Beranda | Artikel
Hijrah, Eksistensi dan Ketenaran
Sabtu, 17 November 2018

Sangat senang mendengar ketika ada seorang muslim telah hijrah kembali agama dan kembali kepada Allah setelah lama terjerumus alam lembah maksiat dan kubangan dosa. Sebelumnya ia tidak peduli dengan agama, tidak mau tahu Rabb-nya dan masa bodoh dengan kehidupan setelah kematian. Bahkan kami mendengar hijrah menjadi semacam “trend” (semoga bukan hanya sekedar trend saja).

Saudaraku,

Salah satu yang perlu benar-benar kita perhatikan bahwa “hijrah” termasuk amal ibadah dan merupakan pintu gerbang untuk amal-amal selanjutnya. Sudah selayaknya kita berusaha menyembunyikan amal kita.

Rasulullah shallallahu ‘alaihi wa sallam bersabda,
مَنِ اسْتَطَاعَ مِنْكُمْ أَنْ يَكُوْنَ لَهُ خَبْءٌ مِنْ عَمَلٍ صَالِحٍ فَلْيَفْعَلْ
“Barang siapa diantara kalian yang mampu untuk memiliki amal sholeh yang tersembunyikan maka lakukanlah !” (As-Shahihah no 2313)

##############################

▶ _DAFTAR TUGAS_
1. Tuliskan kembali bagian artikel tentang hijrah mulai dari "Beranda | Artikel" sampai dengan "menyembunyikan amal kita.", tanpa mengubah satu kata pun.
2. Jawablah pertanyaan berikut berdasarkan artikel tentang hijrah, masing-masing pada barisnya sendiri dengan tanda yang sama.
(a) Pada hari dan tanggal berapa artikel itu dimuat?
(b) Hijrah disebut sebagai pintu gerbang untuk apa?
(c) Berapa nomor As-Shahihah yang dirujuk untuk sabda Rasulullah dalam artikel itu?

▶ _DATA TERKUMPUL_
##############################

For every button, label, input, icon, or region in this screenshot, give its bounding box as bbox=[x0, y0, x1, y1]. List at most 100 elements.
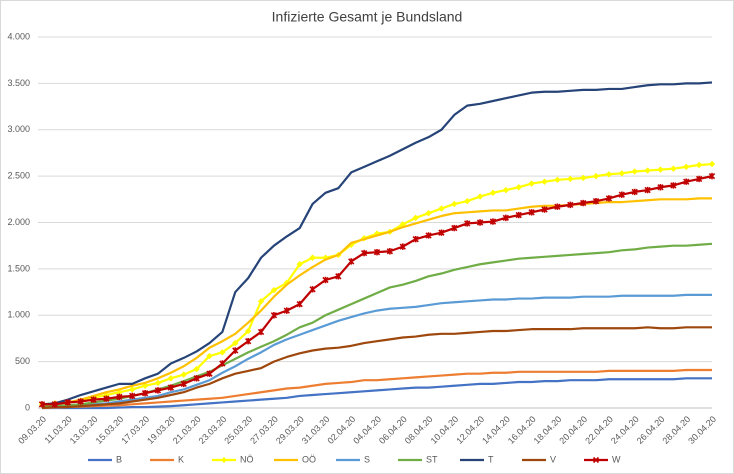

##############################

▶ _KUMPULAN JAWABAN_
1.
Beranda | Artikel
Hijrah, Eksistensi dan Ketenaran
Sabtu, 17 November 2018

Sangat senang mendengar ketika ada seorang muslim telah hijrah kembali agama dan kembali kepada Allah setelah lama terjerumus alam lembah maksiat dan kubangan dosa. Sebelumnya ia tidak peduli dengan agama, tidak mau tahu Rabb-nya dan masa bodoh dengan kehidupan setelah kematian. Bahkan kami mendengar hijrah menjadi semacam “trend” (semoga bukan hanya sekedar trend saja).

Saudaraku,

Salah satu yang perlu benar-benar kita perhatikan bahwa “hijrah” termasuk amal ibadah dan merupakan pintu gerbang untuk amal-amal selanjutnya. Sudah selayaknya kita berusaha menyembunyikan amal kita.

2.
(a) Sabtu, 17 November 2018.
(b) Amal-amal selanjutnya.
(c) Nomor 2313.